• WHAT THE EXERCISE ASKS
Output each entry verbatim and exclude every picture from it.

• Dataset rows
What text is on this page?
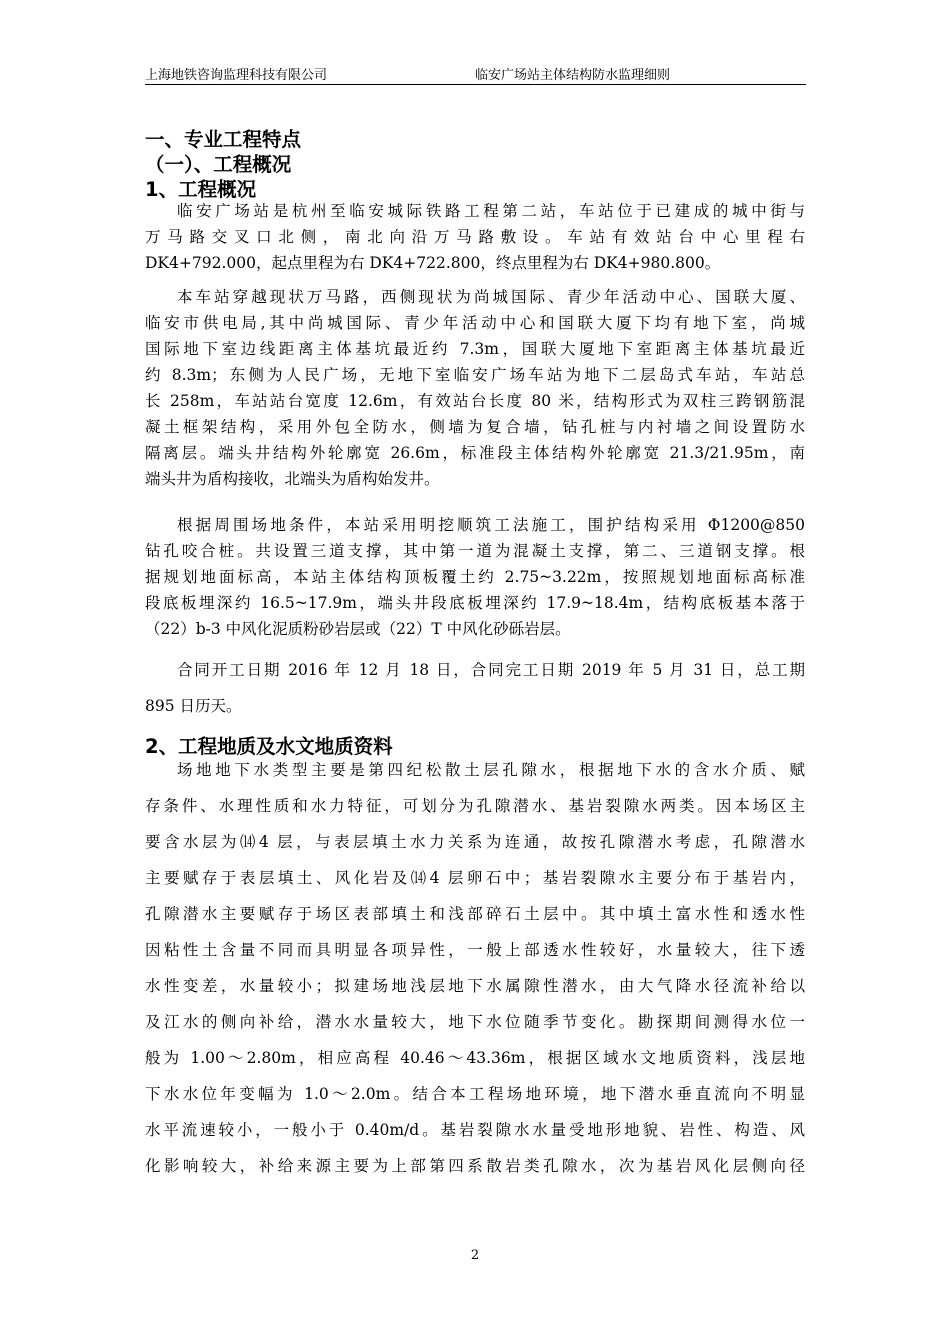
上海地铁咨询监理科技有限公司	临安广场站主体结构防水监理细则
一、专业工程特点
（一）、工程概况
1、工程概况
临安广场站是杭州至临安城际铁路工程第二站，车站位于已建成的城中街与
万马路交叉口北侧，南北向沿万马路敷设。车站有效站台中心里程右
DK4+792.000，起点里程为右 DK4+722.800，终点里程为右 DK4+980.800。
本车站穿越现状万马路，西侧现状为尚城国际、青少年活动中心、国联大厦、
临安市供电局,其中尚城国际、青少年活动中心和国联大厦下均有地下室，尚城
国际地下室边线距离主体基坑最近约 7.3m，国联大厦地下室距离主体基坑最近
约 8.3m；东侧为人民广场，无地下室临安广场车站为地下二层岛式车站，车站总
长 258m，车站站台宽度 12.6m，有效站台长度 80 米，结构形式为双柱三跨钢筋混
凝土框架结构，采用外包全防水，侧墙为复合墙，钻孔桩与内衬墙之间设置防水
隔离层。端头井结构外轮廓宽 26.6m，标准段主体结构外轮廓宽 21.3/21.95m，南
端头井为盾构接收，北端头为盾构始发井。
根据周围场地条件，本站采用明挖顺筑工法施工，围护结构采用 Φ1200@850
钻孔咬合桩。共设置三道支撑，其中第一道为混凝土支撑，第二、三道钢支撑。根
据规划地面标高，本站主体结构顶板覆土约 2.75~3.22m，按照规划地面标高标准
段底板埋深约 16.5~17.9m，端头井段底板埋深约 17.9~18.4m，结构底板基本落于
（22）b-3 中风化泥质粉砂岩层或（22）T 中风化砂砾岩层。
合同开工日期 2016 年 12 月 18 日，合同完工日期 2019 年 5 月 31 日，总工期
895 日历天。
2、工程地质及水文地质资料
场地地下水类型主要是第四纪松散土层孔隙水，根据地下水的含水介质、赋
存条件、水理性质和水力特征，可划分为孔隙潜水、基岩裂隙水两类。因本场区主
要含水层为⒁4 层，与表层填土水力关系为连通，故按孔隙潜水考虑，孔隙潜水
主要赋存于表层填土、风化岩及⒁4 层卵石中；基岩裂隙水主要分布于基岩内，
孔隙潜水主要赋存于场区表部填土和浅部碎石土层中。其中填土富水性和透水性
因粘性土含量不同而具明显各项异性，一般上部透水性较好，水量较大，往下透
水性变差，水量较小；拟建场地浅层地下水属隙性潜水，由大气降水径流补给以
及江水的侧向补给，潜水水量较大，地下水位随季节变化。勘探期间测得水位一
般为 1.00～2.80m，相应高程 40.46～43.36m，根据区域水文地质资料，浅层地
下水水位年变幅为 1.0～2.0m。结合本工程场地环境，地下潜水垂直流向不明显
水平流速较小，一般小于 0.40m/d。基岩裂隙水水量受地形地貌、岩性、构造、风
化影响较大，补给来源主要为上部第四系散岩类孔隙水，次为基岩风化层侧向径
2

• OUTPUT OF THE TASK
What text is on this page?
上海地铁咨询监理科技有限公司	临安广场站主体结构防水监理细则
一、专业工程特点
（一）、工程概况
1、工程概况
临安广场站是杭州至临安城际铁路工程第二站，车站位于已建成的城中街与
万马路交叉口北侧，南北向沿万马路敷设。车站有效站台中心里程右
DK4+792.000，起点里程为右 DK4+722.800，终点里程为右 DK4+980.800。
本车站穿越现状万马路，西侧现状为尚城国际、青少年活动中心、国联大厦、
临安市供电局,其中尚城国际、青少年活动中心和国联大厦下均有地下室，尚城
国际地下室边线距离主体基坑最近约 7.3m，国联大厦地下室距离主体基坑最近
约 8.3m；东侧为人民广场，无地下室临安广场车站为地下二层岛式车站，车站总
长 258m，车站站台宽度 12.6m，有效站台长度 80 米，结构形式为双柱三跨钢筋混
凝土框架结构，采用外包全防水，侧墙为复合墙，钻孔桩与内衬墙之间设置防水
隔离层。端头井结构外轮廓宽 26.6m，标准段主体结构外轮廓宽 21.3/21.95m，南
端头井为盾构接收，北端头为盾构始发井。
根据周围场地条件，本站采用明挖顺筑工法施工，围护结构采用 Φ1200@850
钻孔咬合桩。共设置三道支撑，其中第一道为混凝土支撑，第二、三道钢支撑。根
据规划地面标高，本站主体结构顶板覆土约 2.75~3.22m，按照规划地面标高标准
段底板埋深约 16.5~17.9m，端头井段底板埋深约 17.9~18.4m，结构底板基本落于
（22）b-3 中风化泥质粉砂岩层或（22）T 中风化砂砾岩层。
合同开工日期 2016 年 12 月 18 日，合同完工日期 2019 年 5 月 31 日，总工期
895 日历天。
2、工程地质及水文地质资料
场地地下水类型主要是第四纪松散土层孔隙水，根据地下水的含水介质、赋
存条件、水理性质和水力特征，可划分为孔隙潜水、基岩裂隙水两类。因本场区主
要含水层为⒁4 层，与表层填土水力关系为连通，故按孔隙潜水考虑，孔隙潜水
主要赋存于表层填土、风化岩及⒁4 层卵石中；基岩裂隙水主要分布于基岩内，
孔隙潜水主要赋存于场区表部填土和浅部碎石土层中。其中填土富水性和透水性
因粘性土含量不同而具明显各项异性，一般上部透水性较好，水量较大，往下透
水性变差，水量较小；拟建场地浅层地下水属隙性潜水，由大气降水径流补给以
及江水的侧向补给，潜水水量较大，地下水位随季节变化。勘探期间测得水位一
般为 1.00～2.80m，相应高程 40.46～43.36m，根据区域水文地质资料，浅层地
下水水位年变幅为 1.0～2.0m。结合本工程场地环境，地下潜水垂直流向不明显
水平流速较小，一般小于 0.40m/d。基岩裂隙水水量受地形地貌、岩性、构造、风
化影响较大，补给来源主要为上部第四系散岩类孔隙水，次为基岩风化层侧向径
2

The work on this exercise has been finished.